*Description of the task*
Please reproduce every line of the material below word for word, with each character and number left unchanged.

--- Supplied information ---

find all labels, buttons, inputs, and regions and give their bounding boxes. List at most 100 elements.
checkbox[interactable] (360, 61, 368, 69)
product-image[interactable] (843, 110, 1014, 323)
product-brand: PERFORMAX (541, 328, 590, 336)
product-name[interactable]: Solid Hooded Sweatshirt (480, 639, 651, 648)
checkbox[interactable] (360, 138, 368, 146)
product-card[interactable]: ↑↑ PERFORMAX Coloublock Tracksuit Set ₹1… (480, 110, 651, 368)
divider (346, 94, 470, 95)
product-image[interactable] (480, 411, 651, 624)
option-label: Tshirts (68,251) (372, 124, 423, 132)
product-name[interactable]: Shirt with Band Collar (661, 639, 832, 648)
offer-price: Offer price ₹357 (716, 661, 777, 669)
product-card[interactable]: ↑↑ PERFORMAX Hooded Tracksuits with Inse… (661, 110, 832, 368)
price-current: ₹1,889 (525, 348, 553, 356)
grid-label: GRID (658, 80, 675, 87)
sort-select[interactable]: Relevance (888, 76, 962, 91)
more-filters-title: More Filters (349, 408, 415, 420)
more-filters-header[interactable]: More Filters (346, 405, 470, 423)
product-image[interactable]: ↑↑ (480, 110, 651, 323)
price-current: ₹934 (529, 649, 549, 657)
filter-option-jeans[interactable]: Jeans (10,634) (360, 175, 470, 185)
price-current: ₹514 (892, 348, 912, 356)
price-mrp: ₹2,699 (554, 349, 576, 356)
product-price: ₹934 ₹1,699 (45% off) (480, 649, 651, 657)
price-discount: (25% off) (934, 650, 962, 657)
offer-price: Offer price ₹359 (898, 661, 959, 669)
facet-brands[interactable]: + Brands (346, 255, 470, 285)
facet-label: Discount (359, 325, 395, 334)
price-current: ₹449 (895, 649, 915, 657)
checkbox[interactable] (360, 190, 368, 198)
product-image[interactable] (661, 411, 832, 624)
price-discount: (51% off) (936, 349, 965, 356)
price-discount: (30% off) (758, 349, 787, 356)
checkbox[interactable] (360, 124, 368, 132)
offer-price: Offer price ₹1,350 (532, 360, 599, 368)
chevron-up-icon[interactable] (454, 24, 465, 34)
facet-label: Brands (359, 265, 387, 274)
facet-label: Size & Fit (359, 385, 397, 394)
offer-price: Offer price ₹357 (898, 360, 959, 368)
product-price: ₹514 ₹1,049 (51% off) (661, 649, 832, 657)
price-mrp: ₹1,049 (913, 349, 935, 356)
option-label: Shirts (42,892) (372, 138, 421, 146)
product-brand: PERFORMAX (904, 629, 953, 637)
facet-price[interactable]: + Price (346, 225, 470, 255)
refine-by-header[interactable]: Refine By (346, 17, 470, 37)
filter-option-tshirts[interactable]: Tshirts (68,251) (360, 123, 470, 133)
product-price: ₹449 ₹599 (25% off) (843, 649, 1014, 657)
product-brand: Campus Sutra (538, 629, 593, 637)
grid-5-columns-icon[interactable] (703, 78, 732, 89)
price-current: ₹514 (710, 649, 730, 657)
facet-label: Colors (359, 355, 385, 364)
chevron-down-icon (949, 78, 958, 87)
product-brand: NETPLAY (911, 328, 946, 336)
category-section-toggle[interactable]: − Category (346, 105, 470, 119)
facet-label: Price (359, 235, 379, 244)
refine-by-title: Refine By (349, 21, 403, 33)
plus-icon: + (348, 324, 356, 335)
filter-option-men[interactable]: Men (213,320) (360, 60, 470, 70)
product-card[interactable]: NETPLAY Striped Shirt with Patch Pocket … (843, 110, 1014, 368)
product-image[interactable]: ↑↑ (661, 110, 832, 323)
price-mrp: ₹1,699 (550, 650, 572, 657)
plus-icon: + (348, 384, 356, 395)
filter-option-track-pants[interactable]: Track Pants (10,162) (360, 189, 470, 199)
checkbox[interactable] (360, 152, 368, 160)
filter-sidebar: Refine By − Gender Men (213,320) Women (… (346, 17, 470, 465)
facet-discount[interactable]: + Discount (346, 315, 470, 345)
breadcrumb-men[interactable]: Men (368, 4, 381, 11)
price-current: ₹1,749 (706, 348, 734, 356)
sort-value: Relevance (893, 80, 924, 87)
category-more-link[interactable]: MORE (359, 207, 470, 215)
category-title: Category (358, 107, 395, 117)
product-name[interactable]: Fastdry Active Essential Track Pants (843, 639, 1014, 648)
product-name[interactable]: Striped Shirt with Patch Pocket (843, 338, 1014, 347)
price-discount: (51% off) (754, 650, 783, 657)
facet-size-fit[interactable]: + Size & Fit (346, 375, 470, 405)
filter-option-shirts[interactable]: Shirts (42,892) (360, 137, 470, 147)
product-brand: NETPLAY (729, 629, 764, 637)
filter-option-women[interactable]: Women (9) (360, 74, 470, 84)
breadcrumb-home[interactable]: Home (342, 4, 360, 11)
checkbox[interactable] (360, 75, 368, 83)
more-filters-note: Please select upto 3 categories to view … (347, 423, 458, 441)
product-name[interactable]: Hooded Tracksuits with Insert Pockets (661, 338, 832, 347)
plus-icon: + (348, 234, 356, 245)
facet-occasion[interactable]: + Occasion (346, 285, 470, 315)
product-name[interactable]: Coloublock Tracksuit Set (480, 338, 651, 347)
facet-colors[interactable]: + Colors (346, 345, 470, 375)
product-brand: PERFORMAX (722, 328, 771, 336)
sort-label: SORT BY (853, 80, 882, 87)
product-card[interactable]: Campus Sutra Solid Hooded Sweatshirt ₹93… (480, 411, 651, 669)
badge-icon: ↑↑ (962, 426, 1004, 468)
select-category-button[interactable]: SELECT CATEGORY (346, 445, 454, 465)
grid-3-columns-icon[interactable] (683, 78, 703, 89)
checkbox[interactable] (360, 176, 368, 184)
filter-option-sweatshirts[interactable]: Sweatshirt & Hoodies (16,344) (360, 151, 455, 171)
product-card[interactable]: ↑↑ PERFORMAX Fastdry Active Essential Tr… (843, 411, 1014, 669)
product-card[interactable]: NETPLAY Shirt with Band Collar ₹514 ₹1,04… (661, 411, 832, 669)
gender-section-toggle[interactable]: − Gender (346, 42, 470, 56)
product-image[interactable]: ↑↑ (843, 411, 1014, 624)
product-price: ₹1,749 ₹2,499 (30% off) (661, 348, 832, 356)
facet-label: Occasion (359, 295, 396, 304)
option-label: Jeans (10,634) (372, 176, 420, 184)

---

*The reply*
find all labels, buttons, inputs, and regions and give their bounding boxes. List at most 100 elements.
checkbox[interactable] (360, 61, 368, 69)
product-image[interactable] (843, 110, 1014, 323)
product-brand: PERFORMAX (541, 328, 590, 336)
product-name[interactable]: Solid Hooded Sweatshirt (480, 639, 651, 648)
checkbox[interactable] (360, 138, 368, 146)
product-card[interactable]: ↑↑ PERFORMAX Coloublock Tracksuit Set ₹1… (480, 110, 651, 368)
divider (346, 94, 470, 95)
product-image[interactable] (480, 411, 651, 624)
option-label: Tshirts (68,251) (372, 124, 423, 132)
product-name[interactable]: Shirt with Band Collar (661, 639, 832, 648)
offer-price: Offer price ₹357 (716, 661, 777, 669)
product-card[interactable]: ↑↑ PERFORMAX Hooded Tracksuits with Inse… (661, 110, 832, 368)
price-current: ₹1,889 (525, 348, 553, 356)
grid-label: GRID (658, 80, 675, 87)
sort-select[interactable]: Relevance (888, 76, 962, 91)
more-filters-title: More Filters (349, 408, 415, 420)
more-filters-header[interactable]: More Filters (346, 405, 470, 423)
product-image[interactable]: ↑↑ (480, 110, 651, 323)
price-current: ₹934 (529, 649, 549, 657)
filter-option-jeans[interactable]: Jeans (10,634) (360, 175, 470, 185)
price-current: ₹514 (892, 348, 912, 356)
price-mrp: ₹2,699 (554, 349, 576, 356)
product-price: ₹934 ₹1,699 (45% off) (480, 649, 651, 657)
price-discount: (25% off) (934, 650, 962, 657)
offer-price: Offer price ₹359 (898, 661, 959, 669)
facet-brands[interactable]: + Brands (346, 255, 470, 285)
facet-label: Discount (359, 325, 395, 334)
price-current: ₹449 (895, 649, 915, 657)
checkbox[interactable] (360, 190, 368, 198)
product-image[interactable] (661, 411, 832, 624)
price-discount: (51% off) (936, 349, 965, 356)
price-discount: (30% off) (758, 349, 787, 356)
checkbox[interactable] (360, 124, 368, 132)
offer-price: Offer price ₹1,350 (532, 360, 599, 368)
chevron-up-icon[interactable] (454, 24, 465, 34)
facet-label: Brands (359, 265, 387, 274)
facet-label: Size & Fit (359, 385, 397, 394)
offer-price: Offer price ₹357 (898, 360, 959, 368)
product-price: ₹514 ₹1,049 (51% off) (661, 649, 832, 657)
price-mrp: ₹1,049 (913, 349, 935, 356)
option-label: Shirts (42,892) (372, 138, 421, 146)
product-brand: PERFORMAX (904, 629, 953, 637)
facet-price[interactable]: + Price (346, 225, 470, 255)
refine-by-header[interactable]: Refine By (346, 17, 470, 37)
filter-option-tshirts[interactable]: Tshirts (68,251) (360, 123, 470, 133)
product-price: ₹449 ₹599 (25% off) (843, 649, 1014, 657)
product-brand: Campus Sutra (538, 629, 593, 637)
grid-5-columns-icon[interactable] (703, 78, 732, 89)
price-current: ₹514 (710, 649, 730, 657)
facet-label: Colors (359, 355, 385, 364)
chevron-down-icon (949, 78, 958, 87)
product-brand: NETPLAY (911, 328, 946, 336)
category-section-toggle[interactable]: − Category (346, 105, 470, 119)
facet-label: Price (359, 235, 379, 244)
refine-by-title: Refine By (349, 21, 403, 33)
plus-icon: + (348, 324, 356, 335)
filter-option-men[interactable]: Men (213,320) (360, 60, 470, 70)
product-card[interactable]: NETPLAY Striped Shirt with Patch Pocket … (843, 110, 1014, 368)
product-image[interactable]: ↑↑ (661, 110, 832, 323)
price-mrp: ₹1,699 (550, 650, 572, 657)
plus-icon: + (348, 384, 356, 395)
filter-option-track-pants[interactable]: Track Pants (10,162) (360, 189, 470, 199)
checkbox[interactable] (360, 152, 368, 160)
filter-sidebar: Refine By − Gender Men (213,320) Women (… (346, 17, 470, 465)
facet-discount[interactable]: + Discount (346, 315, 470, 345)
breadcrumb-men[interactable]: Men (368, 4, 381, 11)
price-current: ₹1,749 (706, 348, 734, 356)
sort-value: Relevance (893, 80, 924, 87)
category-more-link[interactable]: MORE (359, 207, 470, 215)
category-title: Category (358, 107, 395, 117)
product-name[interactable]: Fastdry Active Essential Track Pants (843, 639, 1014, 648)
product-name[interactable]: Striped Shirt with Patch Pocket (843, 338, 1014, 347)
price-discount: (51% off) (754, 650, 783, 657)
facet-size-fit[interactable]: + Size & Fit (346, 375, 470, 405)
filter-option-shirts[interactable]: Shirts (42,892) (360, 137, 470, 147)
product-brand: NETPLAY (729, 629, 764, 637)
filter-option-women[interactable]: Women (9) (360, 74, 470, 84)
breadcrumb-home[interactable]: Home (342, 4, 360, 11)
checkbox[interactable] (360, 75, 368, 83)
more-filters-note: Please select upto 3 categories to view … (347, 423, 458, 441)
product-name[interactable]: Hooded Tracksuits with Insert Pockets (661, 338, 832, 347)
plus-icon: + (348, 234, 356, 245)
facet-occasion[interactable]: + Occasion (346, 285, 470, 315)
product-name[interactable]: Coloublock Tracksuit Set (480, 338, 651, 347)
facet-colors[interactable]: + Colors (346, 345, 470, 375)
product-brand: PERFORMAX (722, 328, 771, 336)
sort-label: SORT BY (853, 80, 882, 87)
product-card[interactable]: Campus Sutra Solid Hooded Sweatshirt ₹93… (480, 411, 651, 669)
badge-icon: ↑↑ (962, 426, 1004, 468)
select-category-button[interactable]: SELECT CATEGORY (346, 445, 454, 465)
grid-3-columns-icon[interactable] (683, 78, 703, 89)
checkbox[interactable] (360, 176, 368, 184)
filter-option-sweatshirts[interactable]: Sweatshirt & Hoodies (16,344) (360, 151, 455, 171)
product-card[interactable]: ↑↑ PERFORMAX Fastdry Active Essential Tr… (843, 411, 1014, 669)
product-card[interactable]: NETPLAY Shirt with Band Collar ₹514 ₹1,04… (661, 411, 832, 669)
gender-section-toggle[interactable]: − Gender (346, 42, 470, 56)
product-image[interactable]: ↑↑ (843, 411, 1014, 624)
product-price: ₹1,749 ₹2,499 (30% off) (661, 348, 832, 356)
facet-label: Occasion (359, 295, 396, 304)
option-label: Jeans (10,634) (372, 176, 420, 184)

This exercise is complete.